A run of records

<<<<

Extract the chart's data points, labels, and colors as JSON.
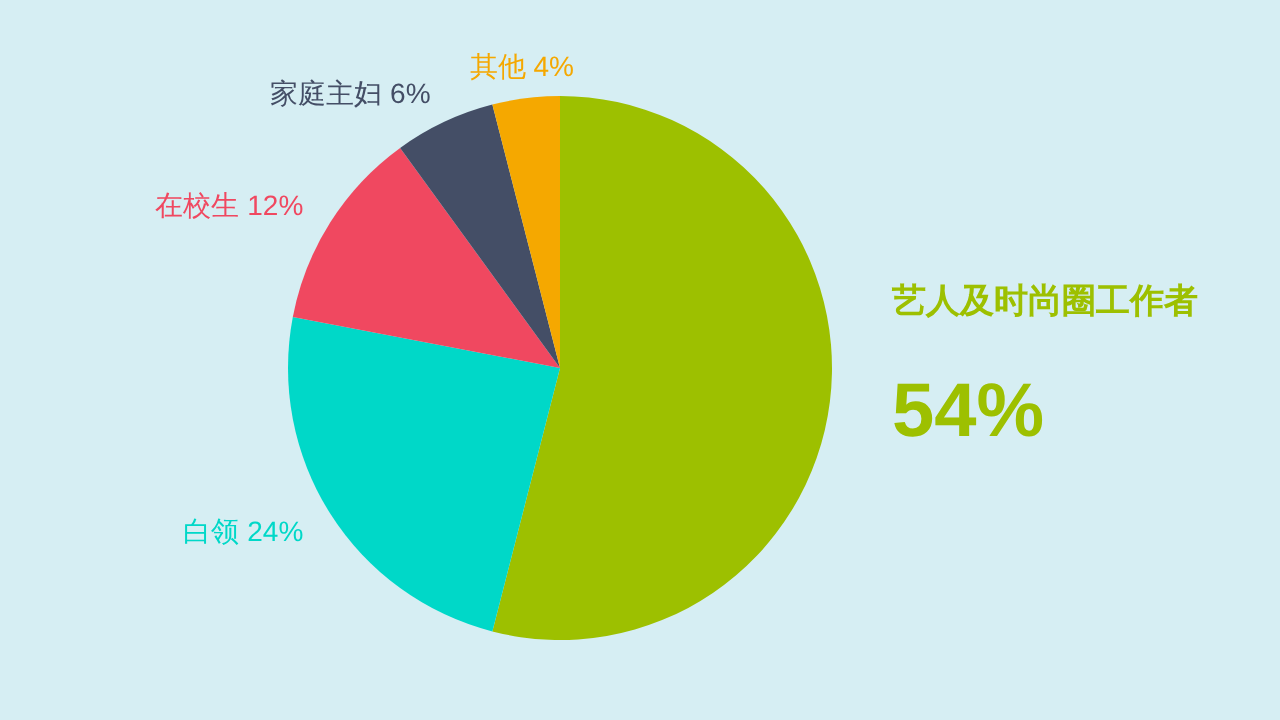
{
  "chart_data": {
    "type": "pie",
    "categories": [
      "艺人及时尚圈工作者",
      "白领",
      "在校生",
      "家庭主妇",
      "其他"
    ],
    "values": [
      54,
      24,
      12,
      6,
      4
    ],
    "value_labels": [
      "54%",
      "24%",
      "12%",
      "6%",
      "4%"
    ],
    "colors": [
      "#9dc000",
      "#00d8c8",
      "#f04860",
      "#444e66",
      "#f5a800"
    ]
  }
}
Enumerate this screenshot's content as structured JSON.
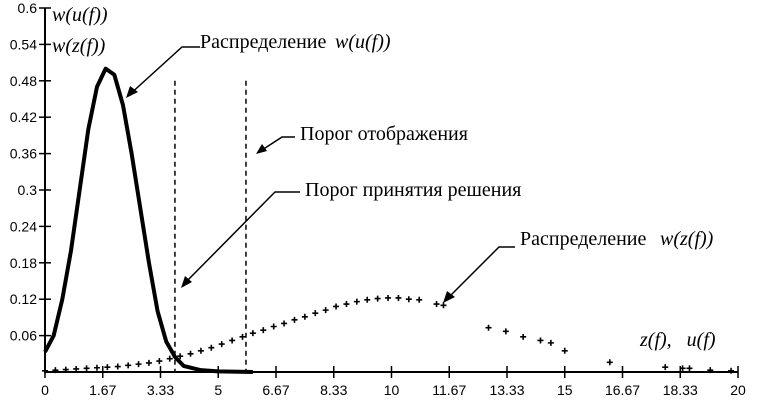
{
  "chart_data": {
    "type": "line",
    "xlim": [
      0,
      20
    ],
    "ylim": [
      0,
      0.6
    ],
    "x_ticks": [
      "0",
      "1.67",
      "3.33",
      "5",
      "6.67",
      "8.33",
      "10",
      "11.67",
      "13.33",
      "15",
      "16.67",
      "18.33",
      "20"
    ],
    "x_tick_values": [
      0,
      1.667,
      3.333,
      5,
      6.667,
      8.333,
      10,
      11.667,
      13.333,
      15,
      16.667,
      18.333,
      20
    ],
    "y_ticks": [
      "0.06",
      "0.12",
      "0.18",
      "0.24",
      "0.3",
      "0.36",
      "0.42",
      "0.48",
      "0.54",
      "0.6"
    ],
    "y_tick_values": [
      0.06,
      0.12,
      0.18,
      0.24,
      0.3,
      0.36,
      0.42,
      0.48,
      0.54,
      0.6
    ],
    "ylabel_top": "w(u(f))",
    "ylabel_bottom": "w(z(f))",
    "xlabel": "z(f),   u(f)",
    "grid": false,
    "series": [
      {
        "style": "solid-thick-line",
        "x": [
          0,
          0.25,
          0.5,
          0.75,
          1.0,
          1.25,
          1.5,
          1.75,
          2.0,
          2.25,
          2.5,
          2.75,
          3.0,
          3.25,
          3.5,
          3.75,
          4.0,
          4.5,
          5.0,
          6.0
        ],
        "y": [
          0.033,
          0.06,
          0.12,
          0.2,
          0.3,
          0.4,
          0.47,
          0.5,
          0.49,
          0.44,
          0.36,
          0.27,
          0.18,
          0.1,
          0.05,
          0.025,
          0.01,
          0.003,
          0.001,
          0
        ]
      },
      {
        "style": "plus-markers",
        "x": [
          0,
          0.3,
          0.6,
          0.9,
          1.2,
          1.5,
          1.8,
          2.1,
          2.4,
          2.7,
          3.0,
          3.3,
          3.6,
          3.9,
          4.2,
          4.5,
          4.8,
          5.1,
          5.4,
          5.7,
          6.0,
          6.3,
          6.6,
          6.9,
          7.2,
          7.5,
          7.8,
          8.1,
          8.4,
          8.7,
          9.0,
          9.3,
          9.6,
          9.9,
          10.2,
          10.5,
          10.8,
          11.3,
          11.5,
          12.8,
          13.3,
          13.8,
          14.3,
          14.6,
          15.0,
          16.3,
          17.9,
          18.4,
          18.6,
          19.2,
          19.8
        ],
        "y": [
          0.002,
          0.003,
          0.004,
          0.005,
          0.006,
          0.007,
          0.008,
          0.009,
          0.011,
          0.013,
          0.015,
          0.018,
          0.022,
          0.026,
          0.03,
          0.035,
          0.04,
          0.046,
          0.052,
          0.058,
          0.064,
          0.069,
          0.075,
          0.08,
          0.086,
          0.091,
          0.097,
          0.102,
          0.108,
          0.112,
          0.116,
          0.119,
          0.121,
          0.122,
          0.122,
          0.12,
          0.119,
          0.112,
          0.11,
          0.073,
          0.067,
          0.058,
          0.052,
          0.048,
          0.035,
          0.016,
          0.008,
          0.006,
          0.006,
          0.003,
          0.002
        ]
      }
    ],
    "thresholds": [
      {
        "x": 3.75,
        "y_top": 0.48,
        "style": "dashed"
      },
      {
        "x": 5.8,
        "y_top": 0.48,
        "style": "dashed"
      }
    ],
    "annotations": {
      "dist_u": {
        "text": "Распределение",
        "math": "w(u(f))"
      },
      "display_threshold": {
        "text": "Порог отображения"
      },
      "decision_threshold": {
        "text": "Порог принятия решения"
      },
      "dist_z": {
        "text": "Распределение",
        "math": "w(z(f))"
      }
    }
  }
}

>>>>

## [Exercise]
Copy every record above exactly, leaving out the pictures.

## [Result of the exercise]
Extract the chart's data points, labels, and colors as JSON.
{
  "chart_data": {
    "type": "pie",
    "categories": [
      "艺人及时尚圈工作者",
      "白领",
      "在校生",
      "家庭主妇",
      "其他"
    ],
    "values": [
      54,
      24,
      12,
      6,
      4
    ],
    "value_labels": [
      "54%",
      "24%",
      "12%",
      "6%",
      "4%"
    ],
    "colors": [
      "#9dc000",
      "#00d8c8",
      "#f04860",
      "#444e66",
      "#f5a800"
    ]
  }
}
Enumerate this screenshot's content as structured JSON.
{
  "chart_data": {
    "type": "line",
    "xlim": [
      0,
      20
    ],
    "ylim": [
      0,
      0.6
    ],
    "x_ticks": [
      "0",
      "1.67",
      "3.33",
      "5",
      "6.67",
      "8.33",
      "10",
      "11.67",
      "13.33",
      "15",
      "16.67",
      "18.33",
      "20"
    ],
    "x_tick_values": [
      0,
      1.667,
      3.333,
      5,
      6.667,
      8.333,
      10,
      11.667,
      13.333,
      15,
      16.667,
      18.333,
      20
    ],
    "y_ticks": [
      "0.06",
      "0.12",
      "0.18",
      "0.24",
      "0.3",
      "0.36",
      "0.42",
      "0.48",
      "0.54",
      "0.6"
    ],
    "y_tick_values": [
      0.06,
      0.12,
      0.18,
      0.24,
      0.3,
      0.36,
      0.42,
      0.48,
      0.54,
      0.6
    ],
    "ylabel_top": "w(u(f))",
    "ylabel_bottom": "w(z(f))",
    "xlabel": "z(f),   u(f)",
    "grid": false,
    "series": [
      {
        "style": "solid-thick-line",
        "x": [
          0,
          0.25,
          0.5,
          0.75,
          1.0,
          1.25,
          1.5,
          1.75,
          2.0,
          2.25,
          2.5,
          2.75,
          3.0,
          3.25,
          3.5,
          3.75,
          4.0,
          4.5,
          5.0,
          6.0
        ],
        "y": [
          0.033,
          0.06,
          0.12,
          0.2,
          0.3,
          0.4,
          0.47,
          0.5,
          0.49,
          0.44,
          0.36,
          0.27,
          0.18,
          0.1,
          0.05,
          0.025,
          0.01,
          0.003,
          0.001,
          0
        ]
      },
      {
        "style": "plus-markers",
        "x": [
          0,
          0.3,
          0.6,
          0.9,
          1.2,
          1.5,
          1.8,
          2.1,
          2.4,
          2.7,
          3.0,
          3.3,
          3.6,
          3.9,
          4.2,
          4.5,
          4.8,
          5.1,
          5.4,
          5.7,
          6.0,
          6.3,
          6.6,
          6.9,
          7.2,
          7.5,
          7.8,
          8.1,
          8.4,
          8.7,
          9.0,
          9.3,
          9.6,
          9.9,
          10.2,
          10.5,
          10.8,
          11.3,
          11.5,
          12.8,
          13.3,
          13.8,
          14.3,
          14.6,
          15.0,
          16.3,
          17.9,
          18.4,
          18.6,
          19.2,
          19.8
        ],
        "y": [
          0.002,
          0.003,
          0.004,
          0.005,
          0.006,
          0.007,
          0.008,
          0.009,
          0.011,
          0.013,
          0.015,
          0.018,
          0.022,
          0.026,
          0.03,
          0.035,
          0.04,
          0.046,
          0.052,
          0.058,
          0.064,
          0.069,
          0.075,
          0.08,
          0.086,
          0.091,
          0.097,
          0.102,
          0.108,
          0.112,
          0.116,
          0.119,
          0.121,
          0.122,
          0.122,
          0.12,
          0.119,
          0.112,
          0.11,
          0.073,
          0.067,
          0.058,
          0.052,
          0.048,
          0.035,
          0.016,
          0.008,
          0.006,
          0.006,
          0.003,
          0.002
        ]
      }
    ],
    "thresholds": [
      {
        "x": 3.75,
        "y_top": 0.48,
        "style": "dashed"
      },
      {
        "x": 5.8,
        "y_top": 0.48,
        "style": "dashed"
      }
    ],
    "annotations": {
      "dist_u": {
        "text": "Распределение",
        "math": "w(u(f))"
      },
      "display_threshold": {
        "text": "Порог отображения"
      },
      "decision_threshold": {
        "text": "Порог принятия решения"
      },
      "dist_z": {
        "text": "Распределение",
        "math": "w(z(f))"
      }
    }
  }
}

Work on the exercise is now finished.